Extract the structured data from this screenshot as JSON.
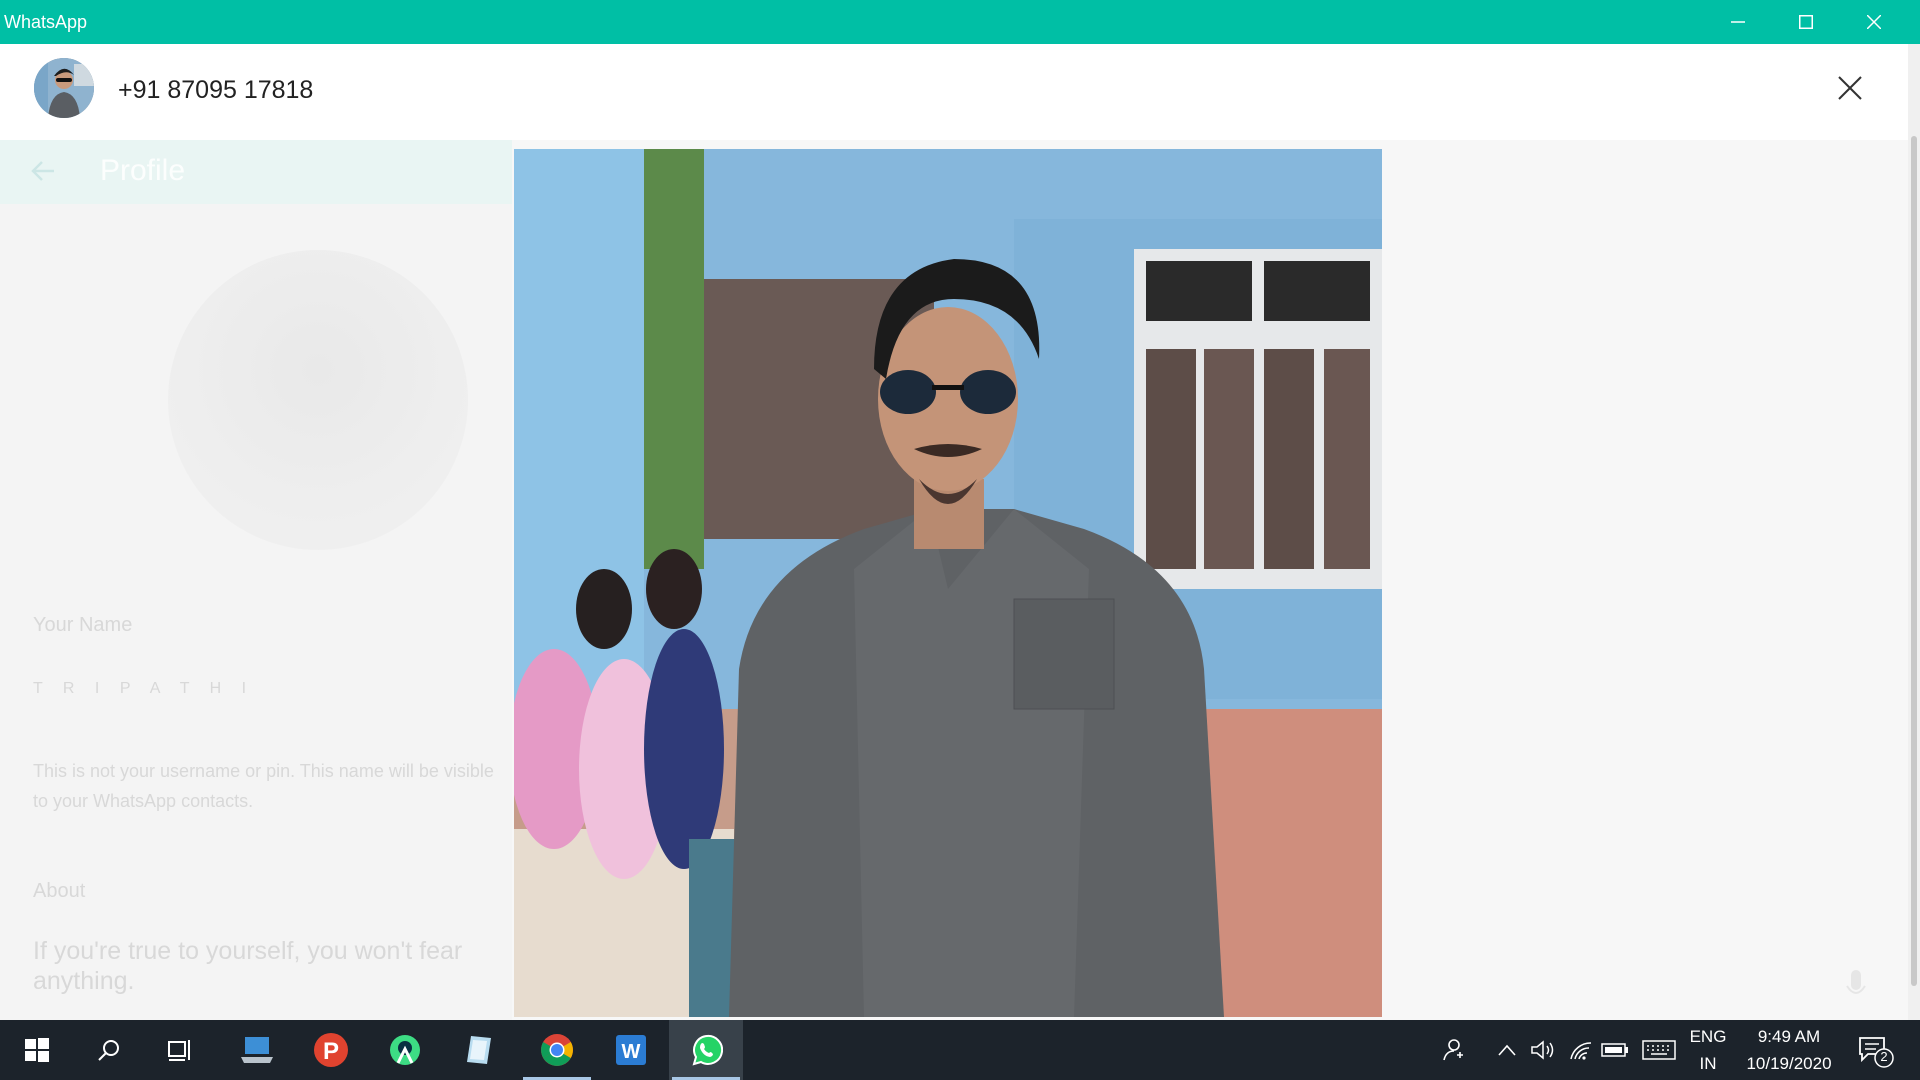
{
  "window": {
    "title": "WhatsApp",
    "minimize_icon": "minimize-icon",
    "maximize_icon": "maximize-icon",
    "close_icon": "close-icon",
    "accent_color": "#00bfa5"
  },
  "profile_panel": {
    "title": "Profile",
    "name_label": "Your Name",
    "name_value": "T R I P A T H I",
    "name_note": "This is not your username or pin. This name will be visible to your WhatsApp contacts.",
    "about_label": "About",
    "about_value": "If you're true to yourself, you won't fear anything."
  },
  "viewer": {
    "contact_number": "+91 87095 17818",
    "close_icon": "close-icon"
  },
  "taskbar": {
    "apps": [
      {
        "name": "start-button",
        "icon": "windows-logo-icon"
      },
      {
        "name": "search-button",
        "icon": "search-icon"
      },
      {
        "name": "task-view-button",
        "icon": "task-view-icon"
      },
      {
        "name": "laptop-app",
        "icon": "laptop-icon"
      },
      {
        "name": "psiphon-app",
        "icon": "p-logo-icon"
      },
      {
        "name": "android-studio-app",
        "icon": "android-studio-icon"
      },
      {
        "name": "notes-app",
        "icon": "notes-icon"
      },
      {
        "name": "chrome-app",
        "icon": "chrome-icon"
      },
      {
        "name": "word-app",
        "icon": "word-icon"
      },
      {
        "name": "whatsapp-app",
        "icon": "whatsapp-icon",
        "active": true
      }
    ],
    "tray": {
      "language_line1": "ENG",
      "language_line2": "IN",
      "time": "9:49 AM",
      "date": "10/19/2020",
      "notification_count": "2"
    }
  }
}
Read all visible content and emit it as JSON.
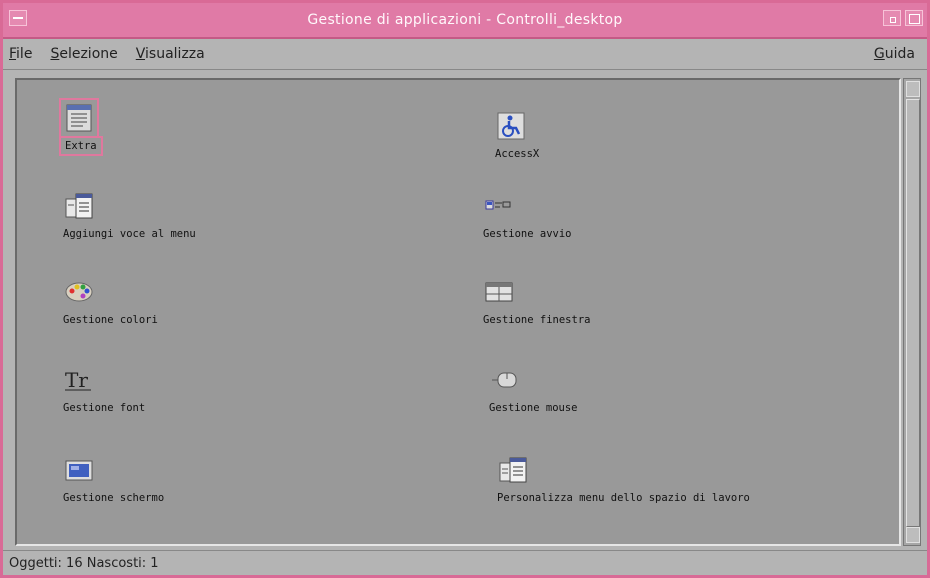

EXERCISE GOAL:
From the material given, work out how many lines hold the string "true"; state that number and nothing further.

ANSWER FOR THE TASK:
2